* Stated task
Gather all lines from the material that contain the word "with".
# # # # # # #
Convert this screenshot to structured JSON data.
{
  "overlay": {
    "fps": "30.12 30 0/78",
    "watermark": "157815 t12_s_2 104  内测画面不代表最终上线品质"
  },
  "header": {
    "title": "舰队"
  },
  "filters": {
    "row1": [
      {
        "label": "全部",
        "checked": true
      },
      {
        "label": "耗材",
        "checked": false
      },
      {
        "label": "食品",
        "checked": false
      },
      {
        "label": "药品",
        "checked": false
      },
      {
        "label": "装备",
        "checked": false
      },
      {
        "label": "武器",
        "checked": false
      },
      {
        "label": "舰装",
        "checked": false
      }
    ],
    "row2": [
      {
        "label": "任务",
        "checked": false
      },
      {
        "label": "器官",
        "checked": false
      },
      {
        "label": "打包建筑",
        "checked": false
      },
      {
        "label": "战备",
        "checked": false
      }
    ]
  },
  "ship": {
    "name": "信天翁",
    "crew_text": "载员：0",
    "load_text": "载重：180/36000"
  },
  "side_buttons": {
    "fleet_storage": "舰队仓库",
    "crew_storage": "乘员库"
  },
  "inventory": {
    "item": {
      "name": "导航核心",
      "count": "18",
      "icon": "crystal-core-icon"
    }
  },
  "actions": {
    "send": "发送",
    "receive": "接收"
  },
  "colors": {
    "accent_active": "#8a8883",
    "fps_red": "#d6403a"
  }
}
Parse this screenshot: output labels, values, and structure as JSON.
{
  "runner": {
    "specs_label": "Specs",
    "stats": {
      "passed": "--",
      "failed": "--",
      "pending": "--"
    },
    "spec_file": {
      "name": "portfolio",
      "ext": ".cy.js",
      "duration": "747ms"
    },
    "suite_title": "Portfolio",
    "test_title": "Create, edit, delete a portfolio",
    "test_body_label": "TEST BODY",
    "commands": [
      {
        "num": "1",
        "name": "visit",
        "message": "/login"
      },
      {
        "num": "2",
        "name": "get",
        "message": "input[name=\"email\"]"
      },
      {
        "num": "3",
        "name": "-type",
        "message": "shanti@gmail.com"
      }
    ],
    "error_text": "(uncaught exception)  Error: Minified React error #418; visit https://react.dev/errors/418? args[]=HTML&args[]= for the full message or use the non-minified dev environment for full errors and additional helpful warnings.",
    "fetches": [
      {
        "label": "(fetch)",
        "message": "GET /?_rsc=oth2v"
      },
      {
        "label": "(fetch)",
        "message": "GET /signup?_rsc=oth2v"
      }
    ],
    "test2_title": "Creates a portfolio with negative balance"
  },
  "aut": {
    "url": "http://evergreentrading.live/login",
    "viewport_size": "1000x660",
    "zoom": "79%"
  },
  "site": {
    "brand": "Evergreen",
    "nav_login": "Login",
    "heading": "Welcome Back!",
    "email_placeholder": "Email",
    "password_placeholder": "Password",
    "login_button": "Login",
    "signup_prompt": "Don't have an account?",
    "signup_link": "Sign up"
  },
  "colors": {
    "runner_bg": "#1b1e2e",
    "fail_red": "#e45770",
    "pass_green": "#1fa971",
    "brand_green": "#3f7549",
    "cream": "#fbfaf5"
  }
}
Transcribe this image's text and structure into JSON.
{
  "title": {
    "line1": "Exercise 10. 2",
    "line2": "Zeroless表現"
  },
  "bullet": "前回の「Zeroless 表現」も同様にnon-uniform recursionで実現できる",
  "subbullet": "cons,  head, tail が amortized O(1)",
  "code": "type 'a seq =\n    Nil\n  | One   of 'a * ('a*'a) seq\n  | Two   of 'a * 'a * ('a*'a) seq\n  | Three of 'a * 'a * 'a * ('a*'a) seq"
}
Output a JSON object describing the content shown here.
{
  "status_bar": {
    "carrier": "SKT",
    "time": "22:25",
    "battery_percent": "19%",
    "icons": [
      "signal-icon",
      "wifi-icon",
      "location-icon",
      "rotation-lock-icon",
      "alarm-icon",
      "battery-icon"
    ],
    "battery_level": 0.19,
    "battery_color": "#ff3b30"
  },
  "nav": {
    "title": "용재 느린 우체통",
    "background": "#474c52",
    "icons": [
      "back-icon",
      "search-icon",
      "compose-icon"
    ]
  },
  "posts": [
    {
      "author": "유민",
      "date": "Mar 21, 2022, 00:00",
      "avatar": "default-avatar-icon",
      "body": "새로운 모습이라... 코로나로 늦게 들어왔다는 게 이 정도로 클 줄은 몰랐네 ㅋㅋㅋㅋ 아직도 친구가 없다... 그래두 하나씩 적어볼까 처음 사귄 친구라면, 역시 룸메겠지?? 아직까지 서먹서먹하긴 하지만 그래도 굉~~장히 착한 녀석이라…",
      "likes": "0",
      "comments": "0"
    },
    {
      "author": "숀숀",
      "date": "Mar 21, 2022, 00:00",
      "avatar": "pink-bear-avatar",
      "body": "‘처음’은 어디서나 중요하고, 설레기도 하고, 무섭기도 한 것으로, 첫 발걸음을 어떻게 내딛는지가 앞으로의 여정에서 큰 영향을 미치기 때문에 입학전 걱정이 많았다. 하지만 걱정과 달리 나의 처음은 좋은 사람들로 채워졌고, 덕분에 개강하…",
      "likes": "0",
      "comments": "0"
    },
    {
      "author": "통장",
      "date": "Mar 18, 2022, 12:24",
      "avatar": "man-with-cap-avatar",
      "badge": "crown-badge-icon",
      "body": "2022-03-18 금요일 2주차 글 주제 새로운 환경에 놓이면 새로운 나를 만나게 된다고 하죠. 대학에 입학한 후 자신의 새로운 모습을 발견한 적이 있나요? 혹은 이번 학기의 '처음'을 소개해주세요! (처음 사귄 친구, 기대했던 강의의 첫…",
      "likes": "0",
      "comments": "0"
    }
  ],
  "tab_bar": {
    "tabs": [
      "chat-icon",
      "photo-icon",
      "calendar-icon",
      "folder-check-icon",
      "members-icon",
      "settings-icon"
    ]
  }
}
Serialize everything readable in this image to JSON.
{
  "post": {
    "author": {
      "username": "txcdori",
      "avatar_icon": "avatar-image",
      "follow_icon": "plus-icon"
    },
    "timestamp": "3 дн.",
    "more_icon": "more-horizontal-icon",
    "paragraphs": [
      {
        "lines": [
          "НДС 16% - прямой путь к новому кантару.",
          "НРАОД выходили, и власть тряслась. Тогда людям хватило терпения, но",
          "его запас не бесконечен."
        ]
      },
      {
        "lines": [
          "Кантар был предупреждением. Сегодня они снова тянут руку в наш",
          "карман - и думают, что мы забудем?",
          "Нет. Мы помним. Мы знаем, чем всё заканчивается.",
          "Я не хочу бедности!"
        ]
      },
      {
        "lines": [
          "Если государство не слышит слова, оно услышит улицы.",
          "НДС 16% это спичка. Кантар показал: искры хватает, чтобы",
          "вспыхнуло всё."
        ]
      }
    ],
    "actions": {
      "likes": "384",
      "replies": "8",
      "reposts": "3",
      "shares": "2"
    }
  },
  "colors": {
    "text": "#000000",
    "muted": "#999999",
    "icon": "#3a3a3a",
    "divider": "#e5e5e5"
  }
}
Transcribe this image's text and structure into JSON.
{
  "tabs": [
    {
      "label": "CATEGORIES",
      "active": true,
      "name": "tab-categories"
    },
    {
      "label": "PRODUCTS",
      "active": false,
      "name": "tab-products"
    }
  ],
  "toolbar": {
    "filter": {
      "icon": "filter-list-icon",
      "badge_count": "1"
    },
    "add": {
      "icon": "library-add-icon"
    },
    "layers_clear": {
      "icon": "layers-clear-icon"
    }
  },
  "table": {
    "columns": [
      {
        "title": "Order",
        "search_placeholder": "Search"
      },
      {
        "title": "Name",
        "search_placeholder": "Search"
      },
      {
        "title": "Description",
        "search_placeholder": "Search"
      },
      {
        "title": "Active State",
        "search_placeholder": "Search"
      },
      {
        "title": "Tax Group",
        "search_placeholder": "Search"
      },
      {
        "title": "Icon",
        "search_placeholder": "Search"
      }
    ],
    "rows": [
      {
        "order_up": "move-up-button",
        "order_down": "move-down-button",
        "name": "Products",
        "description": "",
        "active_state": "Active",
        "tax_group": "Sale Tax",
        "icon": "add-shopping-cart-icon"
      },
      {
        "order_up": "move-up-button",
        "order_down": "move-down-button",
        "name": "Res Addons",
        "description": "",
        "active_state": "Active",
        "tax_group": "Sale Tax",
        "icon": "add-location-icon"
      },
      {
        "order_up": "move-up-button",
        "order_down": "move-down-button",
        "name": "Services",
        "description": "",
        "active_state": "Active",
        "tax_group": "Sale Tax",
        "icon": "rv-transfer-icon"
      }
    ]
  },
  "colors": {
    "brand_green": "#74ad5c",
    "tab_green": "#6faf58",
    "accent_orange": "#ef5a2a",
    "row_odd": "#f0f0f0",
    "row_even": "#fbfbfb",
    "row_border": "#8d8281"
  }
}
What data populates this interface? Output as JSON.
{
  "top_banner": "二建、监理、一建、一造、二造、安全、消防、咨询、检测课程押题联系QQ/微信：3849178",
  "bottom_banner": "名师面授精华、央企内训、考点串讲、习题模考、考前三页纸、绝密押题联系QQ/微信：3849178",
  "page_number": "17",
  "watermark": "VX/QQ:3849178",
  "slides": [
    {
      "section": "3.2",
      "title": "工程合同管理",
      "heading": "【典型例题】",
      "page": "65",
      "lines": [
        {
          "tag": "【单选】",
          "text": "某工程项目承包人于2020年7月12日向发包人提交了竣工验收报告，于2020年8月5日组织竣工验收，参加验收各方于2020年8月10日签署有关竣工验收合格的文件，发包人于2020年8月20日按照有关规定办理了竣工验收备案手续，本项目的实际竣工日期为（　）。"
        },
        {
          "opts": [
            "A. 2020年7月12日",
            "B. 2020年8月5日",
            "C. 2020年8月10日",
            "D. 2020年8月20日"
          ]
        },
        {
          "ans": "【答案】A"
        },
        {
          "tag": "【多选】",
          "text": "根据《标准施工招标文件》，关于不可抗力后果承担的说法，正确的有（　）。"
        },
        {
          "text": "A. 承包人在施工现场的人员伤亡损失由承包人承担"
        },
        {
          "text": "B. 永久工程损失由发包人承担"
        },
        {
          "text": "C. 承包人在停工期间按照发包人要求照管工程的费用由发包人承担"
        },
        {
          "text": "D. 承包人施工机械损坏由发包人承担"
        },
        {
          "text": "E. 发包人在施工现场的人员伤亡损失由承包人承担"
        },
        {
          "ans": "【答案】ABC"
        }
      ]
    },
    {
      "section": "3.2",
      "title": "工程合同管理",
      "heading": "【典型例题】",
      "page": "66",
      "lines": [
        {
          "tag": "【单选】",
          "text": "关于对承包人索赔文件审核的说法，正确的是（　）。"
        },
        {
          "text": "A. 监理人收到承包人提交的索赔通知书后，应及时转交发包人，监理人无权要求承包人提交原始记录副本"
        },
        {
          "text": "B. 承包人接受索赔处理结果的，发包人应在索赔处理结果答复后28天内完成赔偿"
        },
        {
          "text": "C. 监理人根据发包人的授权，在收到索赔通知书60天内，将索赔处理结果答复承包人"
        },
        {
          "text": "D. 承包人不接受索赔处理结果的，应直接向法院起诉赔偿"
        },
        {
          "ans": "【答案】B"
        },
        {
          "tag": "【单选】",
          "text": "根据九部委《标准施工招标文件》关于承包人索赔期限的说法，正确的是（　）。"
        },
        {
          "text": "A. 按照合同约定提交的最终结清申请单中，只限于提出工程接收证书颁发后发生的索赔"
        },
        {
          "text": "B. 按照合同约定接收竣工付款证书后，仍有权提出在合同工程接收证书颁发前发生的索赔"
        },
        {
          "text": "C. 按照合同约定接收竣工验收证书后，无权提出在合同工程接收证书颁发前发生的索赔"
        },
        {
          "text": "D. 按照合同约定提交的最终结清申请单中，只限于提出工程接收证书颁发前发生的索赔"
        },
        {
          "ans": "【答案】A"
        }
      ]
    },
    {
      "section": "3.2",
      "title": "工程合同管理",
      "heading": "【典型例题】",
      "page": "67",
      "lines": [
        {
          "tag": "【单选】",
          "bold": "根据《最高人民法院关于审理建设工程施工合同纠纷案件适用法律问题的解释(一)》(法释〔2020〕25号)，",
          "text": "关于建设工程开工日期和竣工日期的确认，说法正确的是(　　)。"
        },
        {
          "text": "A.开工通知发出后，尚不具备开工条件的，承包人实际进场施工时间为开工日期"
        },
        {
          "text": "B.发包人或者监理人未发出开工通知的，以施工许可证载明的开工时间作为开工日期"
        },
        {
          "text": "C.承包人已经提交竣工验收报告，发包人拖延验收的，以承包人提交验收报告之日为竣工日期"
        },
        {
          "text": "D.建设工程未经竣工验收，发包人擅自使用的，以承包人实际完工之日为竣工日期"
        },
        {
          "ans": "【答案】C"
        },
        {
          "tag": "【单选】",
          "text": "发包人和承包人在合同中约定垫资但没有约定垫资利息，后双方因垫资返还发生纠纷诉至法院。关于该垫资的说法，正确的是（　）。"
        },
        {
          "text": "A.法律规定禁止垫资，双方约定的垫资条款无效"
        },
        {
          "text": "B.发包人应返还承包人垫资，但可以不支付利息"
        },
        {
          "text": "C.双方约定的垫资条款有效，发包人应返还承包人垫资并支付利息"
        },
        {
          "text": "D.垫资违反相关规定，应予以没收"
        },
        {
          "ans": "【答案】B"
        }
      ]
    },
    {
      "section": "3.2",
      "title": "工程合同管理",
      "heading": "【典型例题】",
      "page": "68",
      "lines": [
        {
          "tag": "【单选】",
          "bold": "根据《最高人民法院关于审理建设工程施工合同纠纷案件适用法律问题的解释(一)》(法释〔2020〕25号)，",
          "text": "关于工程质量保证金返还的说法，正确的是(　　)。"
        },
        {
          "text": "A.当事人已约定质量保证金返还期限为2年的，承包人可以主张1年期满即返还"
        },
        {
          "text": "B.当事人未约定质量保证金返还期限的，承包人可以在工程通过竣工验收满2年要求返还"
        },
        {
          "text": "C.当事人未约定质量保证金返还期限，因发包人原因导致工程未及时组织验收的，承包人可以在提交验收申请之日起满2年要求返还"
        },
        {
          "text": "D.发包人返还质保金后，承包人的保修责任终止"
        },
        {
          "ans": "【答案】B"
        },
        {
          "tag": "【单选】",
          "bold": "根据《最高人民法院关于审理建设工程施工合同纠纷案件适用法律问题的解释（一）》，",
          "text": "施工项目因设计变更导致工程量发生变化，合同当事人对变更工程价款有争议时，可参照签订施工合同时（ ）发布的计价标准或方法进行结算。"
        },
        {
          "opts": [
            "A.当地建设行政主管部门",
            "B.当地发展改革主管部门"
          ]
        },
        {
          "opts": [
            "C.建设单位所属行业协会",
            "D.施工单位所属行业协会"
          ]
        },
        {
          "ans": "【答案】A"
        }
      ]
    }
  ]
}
# # # # # # #
* Task output
    "test2_title": "Creates a portfolio with negative balance"
      "avatar": "man-with-cap-avatar",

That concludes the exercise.